> [DOCUMENT EXTRACT]
Because nobody wants to be a greedy evil person who only cares about making money!

I’m gonna talk about:

  • What socially responsible investing is
  • Then I’m gonna show you how to do socially responsible investing
  • And finally I’ll also talk about how socially responsible investing compares to regular investing in terms of the returns you can expect

So with that let’s get right into it! Watch the video below or keep reading!

I want to start off by defining socially responsible investing, because this is a very loose term that can mean different things to different people. In general, it means investing in companies that do good things in the world, or at least companies that aren’t doing bad things. Back in the day this used to be as simple as excluding companies that manufacture guns, or sell alcohol/tobacco, or do gambling. But we all know that being socially responsible is a lot more nuanced.

So over the years socially responsible investing has become a lot more sophisticated, and now investors can actually use a set of quantifiable metrics called ESG to make investing decisions.

ESG Metrics

ESG stands for Environmental, Social, and Governance.

The ESG score is the sum of quantifiable metrics assessed by outside data researchers. This score has 3 components:

  • Environmental – The environmental component of their score can mean the company is actively doing things to reduce carbon emissions or fight climate change. It can also mean that the company is moving towards renewable energy sources, and anything else of that nature.
  • Social – The S stands for social factors, so this part of the score will assess how a company treats its employees, its stakeholders, vendors – anyone who’s involved with the company. A company with a high score in the S category has things like fair wages, good working conditions in its factories (no sweatshops!), and it treats its customers well.
  • Governance – The last part of the ESG score the G which stands for governance tells you how honest the company is in terms of you know how likely they are to do anything that’s corrupt or do fraud cooking its books or paying its CEOs ridiculous compensation at the expense of its shareholders and things like that.

> [SUPPLIED INFORMATION]
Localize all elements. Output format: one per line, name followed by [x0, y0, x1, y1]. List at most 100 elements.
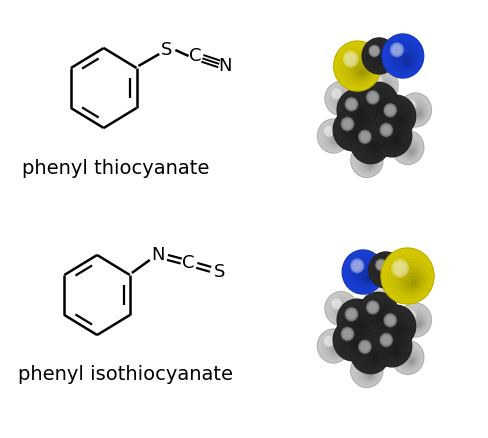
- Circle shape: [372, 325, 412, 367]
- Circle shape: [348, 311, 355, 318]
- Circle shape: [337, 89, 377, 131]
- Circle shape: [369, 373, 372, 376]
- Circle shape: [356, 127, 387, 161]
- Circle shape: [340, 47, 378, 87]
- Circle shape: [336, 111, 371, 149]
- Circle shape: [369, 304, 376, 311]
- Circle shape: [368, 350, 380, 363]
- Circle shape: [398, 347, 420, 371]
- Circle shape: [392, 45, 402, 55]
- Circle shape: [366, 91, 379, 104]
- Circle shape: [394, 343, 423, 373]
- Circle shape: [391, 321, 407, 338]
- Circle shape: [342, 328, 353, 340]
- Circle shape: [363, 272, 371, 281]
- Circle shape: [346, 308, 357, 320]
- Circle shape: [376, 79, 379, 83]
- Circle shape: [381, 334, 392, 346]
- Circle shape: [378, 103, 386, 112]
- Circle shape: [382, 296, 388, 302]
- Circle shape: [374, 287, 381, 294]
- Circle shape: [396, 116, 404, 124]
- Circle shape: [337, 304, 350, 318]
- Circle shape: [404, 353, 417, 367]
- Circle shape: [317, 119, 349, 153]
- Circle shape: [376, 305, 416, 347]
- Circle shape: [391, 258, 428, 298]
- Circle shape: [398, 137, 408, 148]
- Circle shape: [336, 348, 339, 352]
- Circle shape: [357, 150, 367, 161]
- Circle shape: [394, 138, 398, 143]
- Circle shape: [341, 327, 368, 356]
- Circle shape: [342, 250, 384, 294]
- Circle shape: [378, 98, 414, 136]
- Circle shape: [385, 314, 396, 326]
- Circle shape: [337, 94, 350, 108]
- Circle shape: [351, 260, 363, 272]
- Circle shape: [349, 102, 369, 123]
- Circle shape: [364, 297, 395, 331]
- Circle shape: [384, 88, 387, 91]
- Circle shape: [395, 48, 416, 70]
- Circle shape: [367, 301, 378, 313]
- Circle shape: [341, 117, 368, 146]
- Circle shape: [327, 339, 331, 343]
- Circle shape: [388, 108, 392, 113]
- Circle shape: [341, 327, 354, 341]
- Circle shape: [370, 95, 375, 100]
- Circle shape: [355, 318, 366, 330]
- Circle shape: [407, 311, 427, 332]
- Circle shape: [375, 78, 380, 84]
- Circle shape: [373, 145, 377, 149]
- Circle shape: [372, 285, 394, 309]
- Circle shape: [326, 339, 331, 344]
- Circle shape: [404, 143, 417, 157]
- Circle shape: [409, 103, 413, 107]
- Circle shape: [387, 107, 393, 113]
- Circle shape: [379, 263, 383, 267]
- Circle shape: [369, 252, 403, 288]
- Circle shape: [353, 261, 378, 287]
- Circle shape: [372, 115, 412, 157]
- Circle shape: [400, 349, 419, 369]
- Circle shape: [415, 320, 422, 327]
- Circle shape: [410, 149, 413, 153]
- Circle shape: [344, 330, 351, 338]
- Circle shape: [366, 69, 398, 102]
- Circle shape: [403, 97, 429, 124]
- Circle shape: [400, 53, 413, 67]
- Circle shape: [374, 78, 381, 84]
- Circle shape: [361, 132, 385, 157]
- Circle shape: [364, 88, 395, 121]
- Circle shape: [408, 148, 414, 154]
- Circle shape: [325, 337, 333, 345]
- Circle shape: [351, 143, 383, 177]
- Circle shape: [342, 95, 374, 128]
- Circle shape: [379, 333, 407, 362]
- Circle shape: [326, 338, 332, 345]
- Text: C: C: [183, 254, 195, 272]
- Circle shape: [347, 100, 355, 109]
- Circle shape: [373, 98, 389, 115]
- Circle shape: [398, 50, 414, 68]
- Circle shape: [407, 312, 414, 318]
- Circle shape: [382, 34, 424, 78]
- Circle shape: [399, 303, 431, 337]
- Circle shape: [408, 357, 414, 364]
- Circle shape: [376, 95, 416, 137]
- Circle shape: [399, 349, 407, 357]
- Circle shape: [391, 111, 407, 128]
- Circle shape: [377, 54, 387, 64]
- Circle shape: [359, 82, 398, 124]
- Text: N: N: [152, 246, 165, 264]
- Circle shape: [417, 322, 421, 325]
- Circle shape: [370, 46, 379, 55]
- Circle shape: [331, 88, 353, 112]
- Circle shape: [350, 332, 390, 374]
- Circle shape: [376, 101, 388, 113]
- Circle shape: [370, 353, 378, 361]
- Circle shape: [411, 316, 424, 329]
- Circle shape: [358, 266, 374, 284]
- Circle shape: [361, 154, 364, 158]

> [EXERCISE TASKS]
(a) Repeat the part of the text on socially responsible investing starting with "I want to start" and going on through "make investing decisions.".
(b) In the text on socially responsible investing, what does ESG stand for?

> [ANSWERS FOR THE TASKS]
(a)
I want to start off by defining socially responsible investing, because this is a very loose term that can mean different things to different people. In general, it means investing in companies that do good things in the world, or at least companies that aren’t doing bad things. Back in the day this used to be as simple as excluding companies that manufacture guns, or sell alcohol/tobacco, or do gambling. But we all know that being socially responsible is a lot more nuanced.

So over the years socially responsible investing has become a lot more sophisticated, and now investors can actually use a set of quantifiable metrics called ESG to make investing decisions.

(b) Environmental, Social, and Governance.